## Task details
In the listing below, locate the lines that hold the string "subtitle". Copy those lines.

## Records to use
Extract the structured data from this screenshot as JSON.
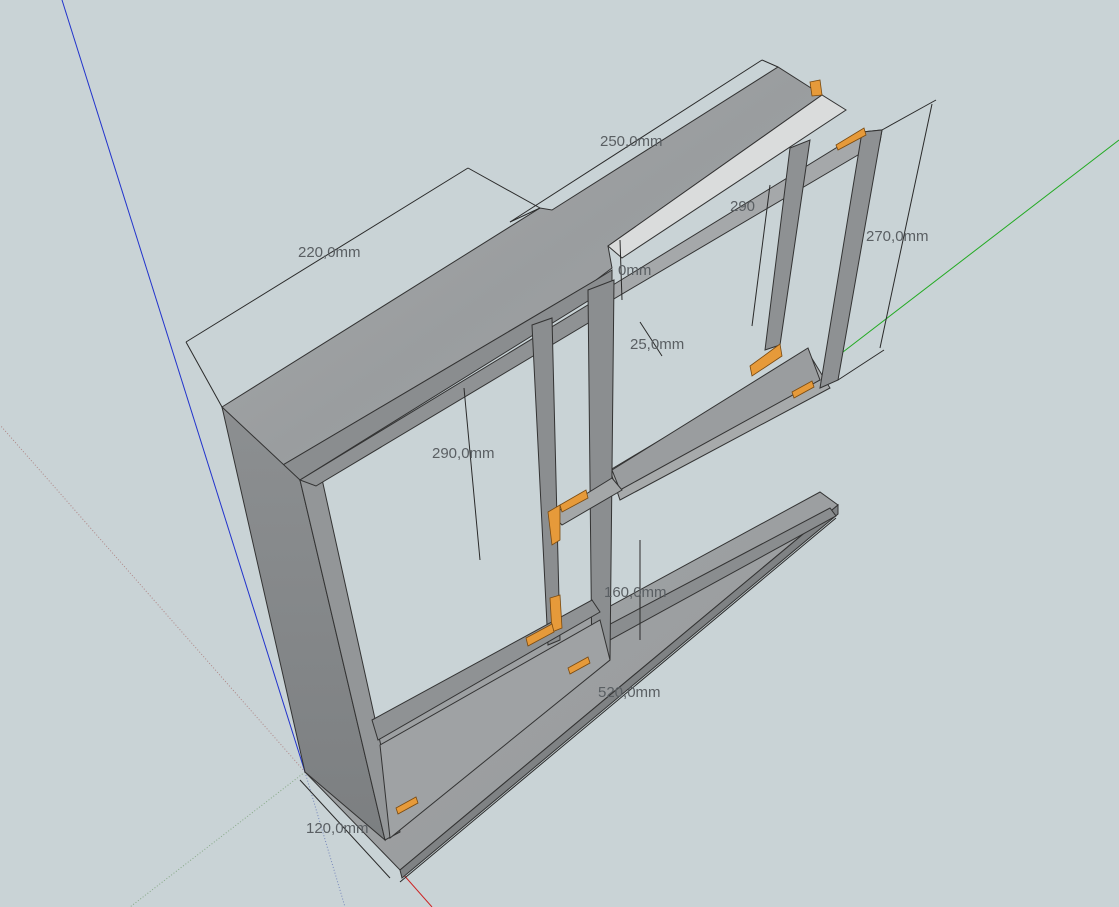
{
  "dimensions": {
    "top_length": "250,0mm",
    "side_depth": "220,0mm",
    "right_height": "270,0mm",
    "right_inner_height": "290",
    "small_gap": "0mm",
    "frame_width": "25,0mm",
    "left_inner_height": "290,0mm",
    "lower_height": "160,0mm",
    "base_length": "520,0mm",
    "base_depth": "120,0mm"
  },
  "colors": {
    "background": "#c9d3d6",
    "panel": "#9ea1a3",
    "panel_dark": "#7d8082",
    "bracket": "#e69a3a",
    "axis_blue": "#2233cc",
    "axis_green": "#22aa22",
    "axis_red": "#cc2222"
  }
}
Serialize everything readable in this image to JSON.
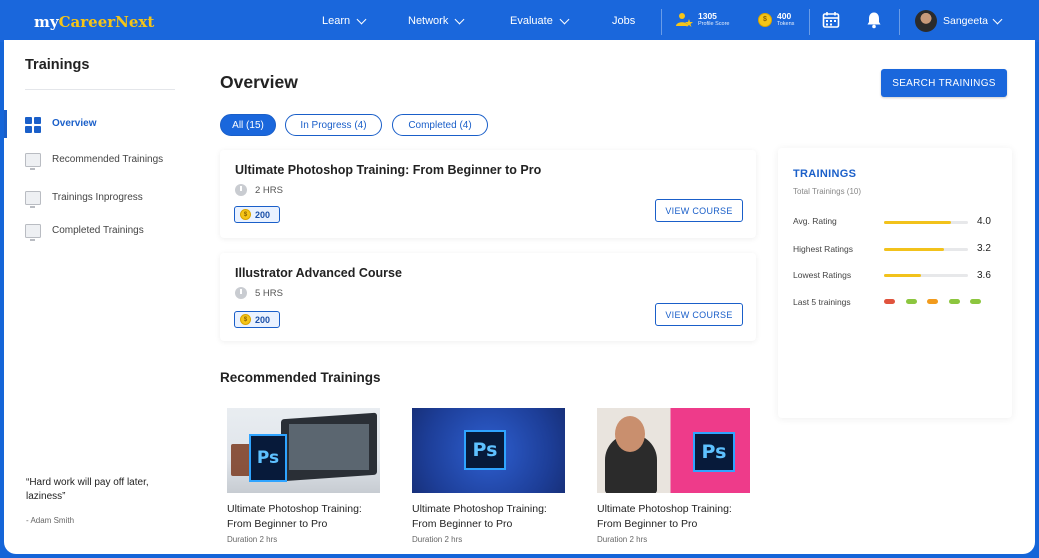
{
  "brand": {
    "prefix": "my",
    "name": "CareerNext"
  },
  "nav": {
    "items": [
      {
        "label": "Learn",
        "dropdown": true
      },
      {
        "label": "Network",
        "dropdown": true
      },
      {
        "label": "Evaluate",
        "dropdown": true
      },
      {
        "label": "Jobs",
        "dropdown": false
      }
    ],
    "profile_score": {
      "value": "1305",
      "label": "Profile Score"
    },
    "tokens": {
      "value": "400",
      "label": "Tokens"
    },
    "user": {
      "name": "Sangeeta"
    }
  },
  "sidebar": {
    "title": "Trainings",
    "items": [
      {
        "label": "Overview",
        "active": true
      },
      {
        "label": "Recommended Trainings",
        "active": false
      },
      {
        "label": "Trainings Inprogress",
        "active": false
      },
      {
        "label": "Completed Trainings",
        "active": false
      }
    ],
    "quote": "“Hard work will pay off later, laziness”",
    "quote_author": "- Adam Smith"
  },
  "main": {
    "title": "Overview",
    "search_button": "SEARCH TRAININGS",
    "filters": [
      {
        "label": "All (15)",
        "active": true
      },
      {
        "label": "In Progress (4)",
        "active": false
      },
      {
        "label": "Completed (4)",
        "active": false
      }
    ],
    "courses": [
      {
        "title": "Ultimate Photoshop Training: From Beginner to Pro",
        "duration": "2 HRS",
        "points": "200",
        "button": "VIEW COURSE"
      },
      {
        "title": "Illustrator Advanced Course",
        "duration": "5 HRS",
        "points": "200",
        "button": "VIEW COURSE"
      }
    ]
  },
  "stats": {
    "title": "TRAININGS",
    "subtitle": "Total Trainings (10)",
    "rows": [
      {
        "label": "Avg. Rating",
        "value": "4.0",
        "fill": 0.8
      },
      {
        "label": "Highest Ratings",
        "value": "3.2",
        "fill": 0.72
      },
      {
        "label": "Lowest Ratings",
        "value": "3.6",
        "fill": 0.44
      }
    ],
    "last5_label": "Last 5 trainings",
    "last5_colors": [
      "#e0533d",
      "#8cc63f",
      "#f29b1d",
      "#8cc63f",
      "#8cc63f"
    ]
  },
  "recommended": {
    "title": "Recommended Trainings",
    "cards": [
      {
        "title": "Ultimate Photoshop Training: From Beginner to Pro",
        "meta": "Duration 2 hrs"
      },
      {
        "title": "Ultimate Photoshop Training: From Beginner to Pro",
        "meta": "Duration 2 hrs"
      },
      {
        "title": "Ultimate Photoshop Training: From Beginner to Pro",
        "meta": "Duration 2 hrs"
      }
    ]
  },
  "colors": {
    "primary": "#1a67dc",
    "accent": "#f5c518",
    "rating_bar": "#f2c21b"
  }
}
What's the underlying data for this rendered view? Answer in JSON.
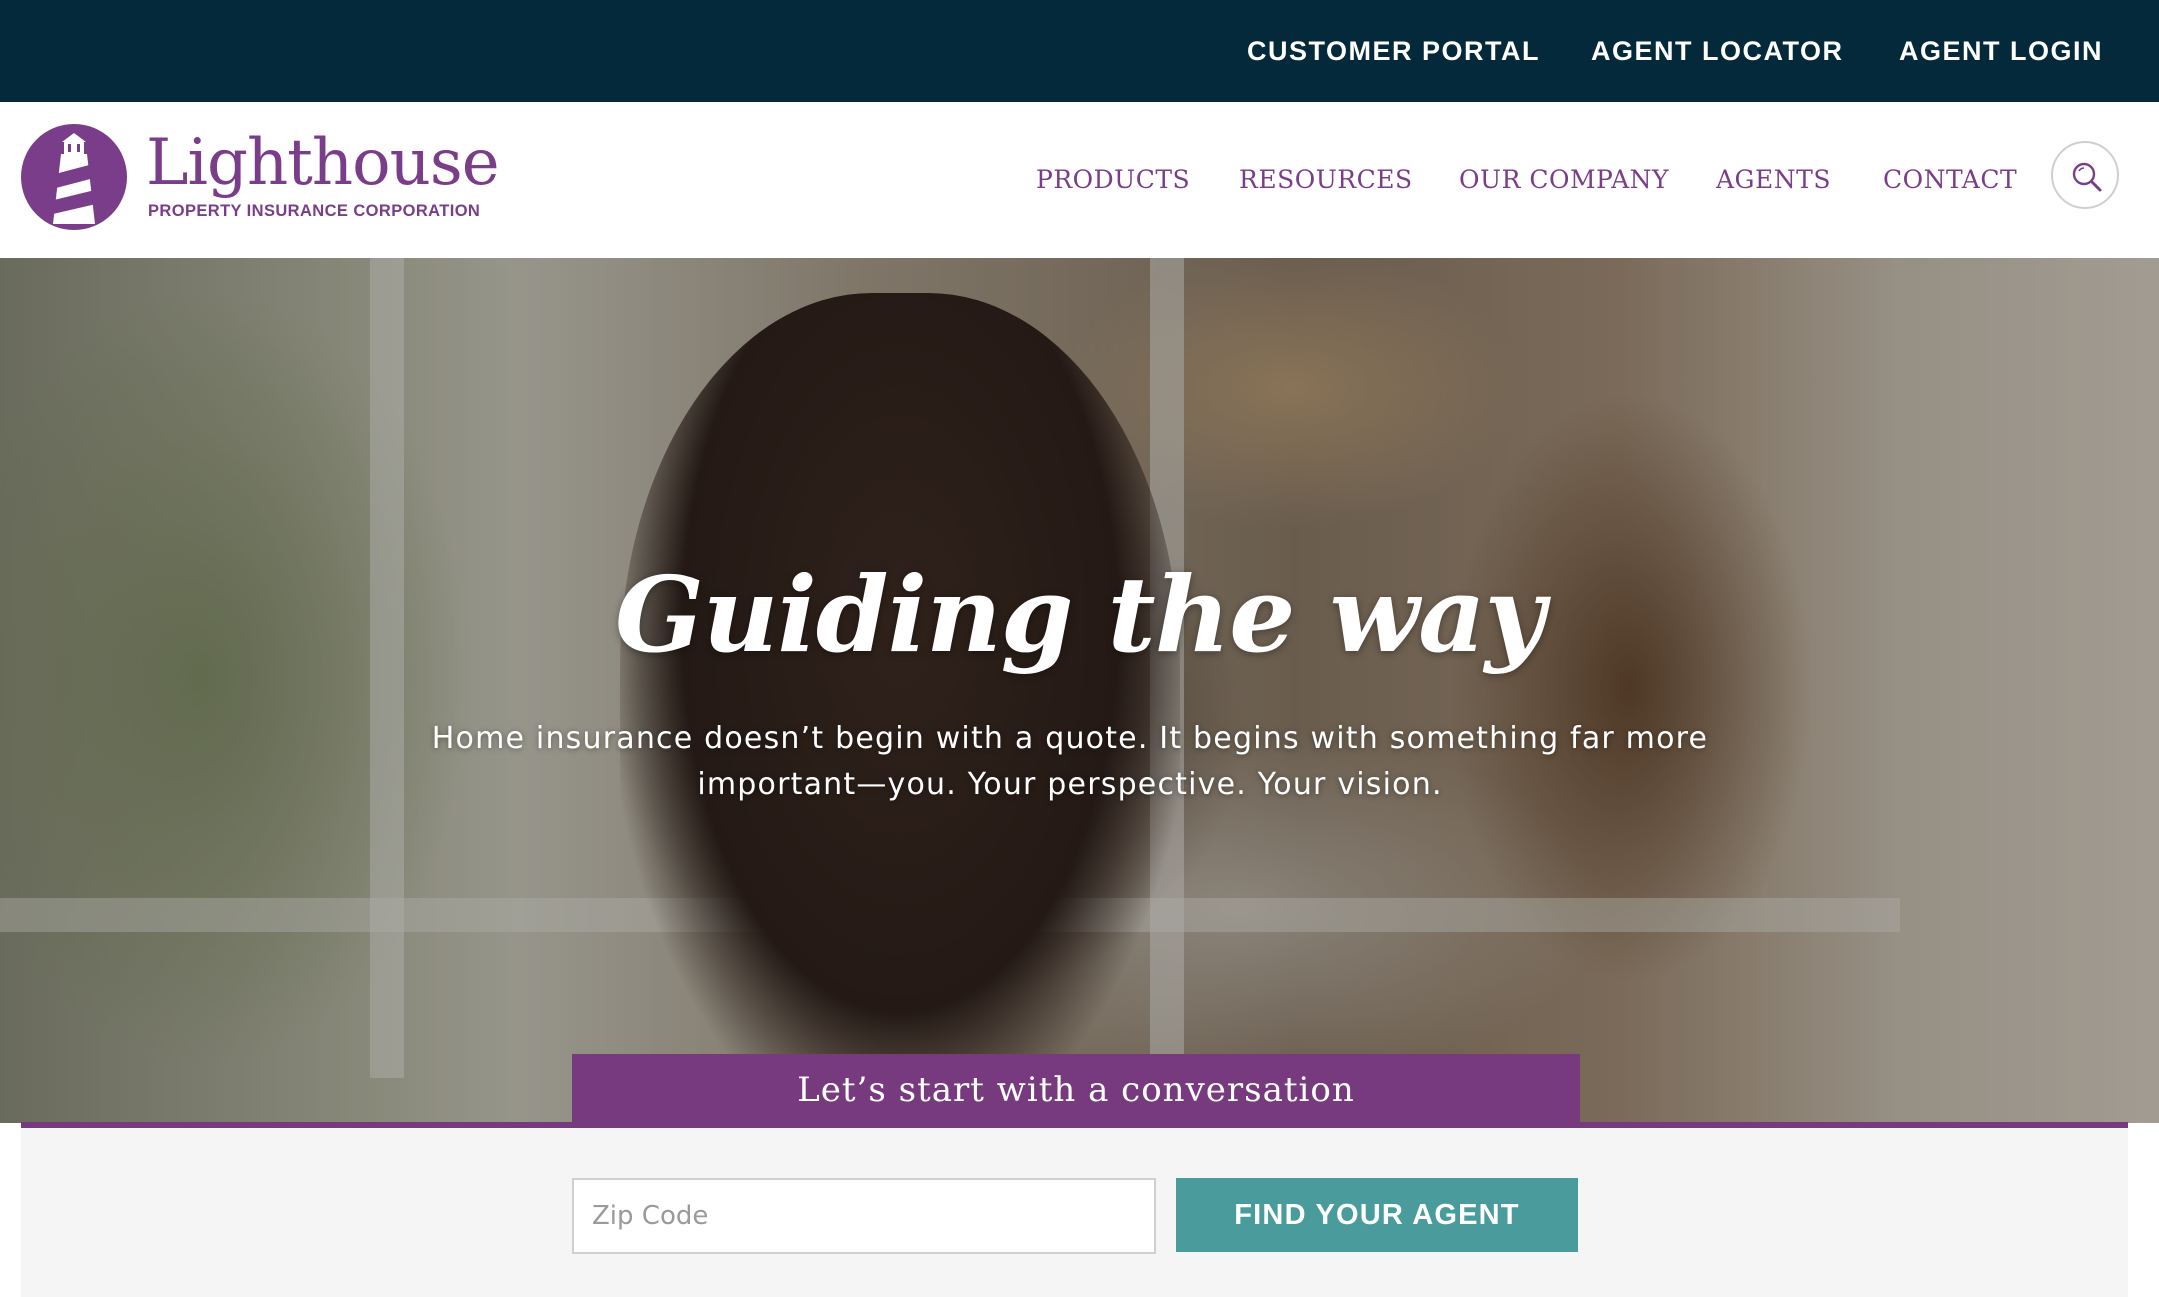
{
  "topbar": {
    "links": [
      "CUSTOMER PORTAL",
      "AGENT LOCATOR",
      "AGENT LOGIN"
    ]
  },
  "brand": {
    "name": "Lighthouse",
    "tagline": "PROPERTY INSURANCE CORPORATION",
    "logo_icon": "lighthouse-icon",
    "color": "#7a3d8a"
  },
  "nav": {
    "items": [
      "PRODUCTS",
      "RESOURCES",
      "OUR COMPANY",
      "AGENTS",
      "CONTACT"
    ],
    "search_icon": "search-icon"
  },
  "hero": {
    "title": "Guiding the way",
    "subtitle": "Home insurance doesn’t begin with a quote. It begins with something far more important—you. Your perspective. Your vision."
  },
  "agent_finder": {
    "heading": "Let’s start with a conversation",
    "zip_placeholder": "Zip Code",
    "button_label": "FIND YOUR AGENT"
  },
  "colors": {
    "topbar": "#03293a",
    "purple": "#783a7f",
    "teal": "#4a9c9c"
  }
}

## Written solution
    "subtitle": "Total Trainings (10)",
    "subtitle": "Home insurance doesn’t begin with a quote. It begins with something far more important—you. Your perspective. Your vision."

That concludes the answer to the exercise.